La relatrice speciale delle Nazioni Unite sui diritti umani nei territori palestinesi occupati, Francesca Albanese, ha dichiarato mercoledì a Madrid che è in corso un genocidio dal fiume al mare contro il popolo palestinese. Ha criticato la complicità della comunità internazionale con Israele e ha esortato l'Europa a opporsi alle sanzioni statunitensi.
In mattinata, Albanese ha visitato il Museo Reina Sofía, dove ha ammirato la Guernica di Picasso, osservando che l'opera mostra una distruzione simile a quella vista a Gaza. Ha affermato che non c'è un vero cessate il fuoco nella Striscia, ma che chi è al potere sta cercando di distogliere l'attenzione dal conflitto.

Dati per il rilevamento del layout dei documenti
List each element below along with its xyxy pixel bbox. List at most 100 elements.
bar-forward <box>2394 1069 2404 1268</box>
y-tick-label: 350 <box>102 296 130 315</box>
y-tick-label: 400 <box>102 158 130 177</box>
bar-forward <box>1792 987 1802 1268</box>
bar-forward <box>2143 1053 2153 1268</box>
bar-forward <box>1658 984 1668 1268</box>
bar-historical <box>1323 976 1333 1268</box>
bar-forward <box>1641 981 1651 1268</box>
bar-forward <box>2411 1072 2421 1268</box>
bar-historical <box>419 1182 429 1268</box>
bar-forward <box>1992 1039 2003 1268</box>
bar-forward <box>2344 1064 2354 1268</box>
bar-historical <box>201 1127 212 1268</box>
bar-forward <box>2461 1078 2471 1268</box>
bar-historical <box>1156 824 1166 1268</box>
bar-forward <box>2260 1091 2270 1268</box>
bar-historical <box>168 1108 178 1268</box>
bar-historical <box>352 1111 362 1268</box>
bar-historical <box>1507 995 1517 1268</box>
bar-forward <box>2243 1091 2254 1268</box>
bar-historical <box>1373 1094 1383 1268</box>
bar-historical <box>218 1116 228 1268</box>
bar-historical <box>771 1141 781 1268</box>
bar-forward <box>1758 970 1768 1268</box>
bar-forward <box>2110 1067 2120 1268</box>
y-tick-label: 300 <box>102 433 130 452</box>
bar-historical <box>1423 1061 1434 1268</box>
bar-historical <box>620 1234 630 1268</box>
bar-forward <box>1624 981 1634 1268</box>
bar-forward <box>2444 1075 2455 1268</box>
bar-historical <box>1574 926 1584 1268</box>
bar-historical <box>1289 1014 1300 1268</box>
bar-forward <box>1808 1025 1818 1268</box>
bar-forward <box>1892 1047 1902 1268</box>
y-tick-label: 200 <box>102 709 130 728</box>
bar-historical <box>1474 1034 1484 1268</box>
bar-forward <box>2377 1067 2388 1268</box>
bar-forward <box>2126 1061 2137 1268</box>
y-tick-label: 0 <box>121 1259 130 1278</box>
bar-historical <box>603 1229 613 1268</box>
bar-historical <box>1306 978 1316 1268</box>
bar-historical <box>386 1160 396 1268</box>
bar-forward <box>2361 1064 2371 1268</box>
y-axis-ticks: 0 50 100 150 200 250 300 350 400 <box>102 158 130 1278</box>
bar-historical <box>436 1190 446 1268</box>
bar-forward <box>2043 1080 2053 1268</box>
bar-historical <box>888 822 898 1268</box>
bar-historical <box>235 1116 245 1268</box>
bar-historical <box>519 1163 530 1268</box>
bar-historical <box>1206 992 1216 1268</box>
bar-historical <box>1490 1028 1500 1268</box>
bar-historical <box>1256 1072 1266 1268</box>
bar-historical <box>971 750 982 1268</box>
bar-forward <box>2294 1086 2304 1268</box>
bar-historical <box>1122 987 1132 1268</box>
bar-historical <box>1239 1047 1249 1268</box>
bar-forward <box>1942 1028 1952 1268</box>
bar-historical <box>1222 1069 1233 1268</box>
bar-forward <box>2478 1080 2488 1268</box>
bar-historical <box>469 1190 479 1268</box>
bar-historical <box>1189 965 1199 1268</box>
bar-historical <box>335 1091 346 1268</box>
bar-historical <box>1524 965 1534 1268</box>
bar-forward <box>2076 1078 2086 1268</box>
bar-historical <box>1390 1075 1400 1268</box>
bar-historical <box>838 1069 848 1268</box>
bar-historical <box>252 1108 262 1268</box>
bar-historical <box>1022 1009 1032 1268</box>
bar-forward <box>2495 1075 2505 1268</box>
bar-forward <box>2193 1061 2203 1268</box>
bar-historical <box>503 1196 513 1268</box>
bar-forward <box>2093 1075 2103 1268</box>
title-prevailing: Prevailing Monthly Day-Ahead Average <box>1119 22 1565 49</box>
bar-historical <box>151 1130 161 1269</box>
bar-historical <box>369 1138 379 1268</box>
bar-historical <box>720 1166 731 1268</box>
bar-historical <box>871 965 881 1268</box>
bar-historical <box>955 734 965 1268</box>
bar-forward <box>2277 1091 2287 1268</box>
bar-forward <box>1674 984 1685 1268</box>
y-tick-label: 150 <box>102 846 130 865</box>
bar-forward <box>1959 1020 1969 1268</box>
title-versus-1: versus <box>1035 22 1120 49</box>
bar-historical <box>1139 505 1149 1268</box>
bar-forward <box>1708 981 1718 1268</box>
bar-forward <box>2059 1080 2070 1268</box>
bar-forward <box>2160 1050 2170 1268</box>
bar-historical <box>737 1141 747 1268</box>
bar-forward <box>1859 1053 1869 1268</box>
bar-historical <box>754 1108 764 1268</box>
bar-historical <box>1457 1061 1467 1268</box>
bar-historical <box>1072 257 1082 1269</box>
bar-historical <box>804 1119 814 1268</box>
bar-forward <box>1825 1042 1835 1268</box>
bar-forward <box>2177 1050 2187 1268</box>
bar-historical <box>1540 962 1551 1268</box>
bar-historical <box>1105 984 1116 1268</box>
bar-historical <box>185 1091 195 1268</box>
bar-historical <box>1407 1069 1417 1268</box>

## LAVORO RICHIESTO
Secondo l'estratto fornito, quale opera ha ammirato Albanese durante la visita al Museo Reina Sofía?

## RISPOSTA ALL'ESERCIZIO
La Guernica di Picasso.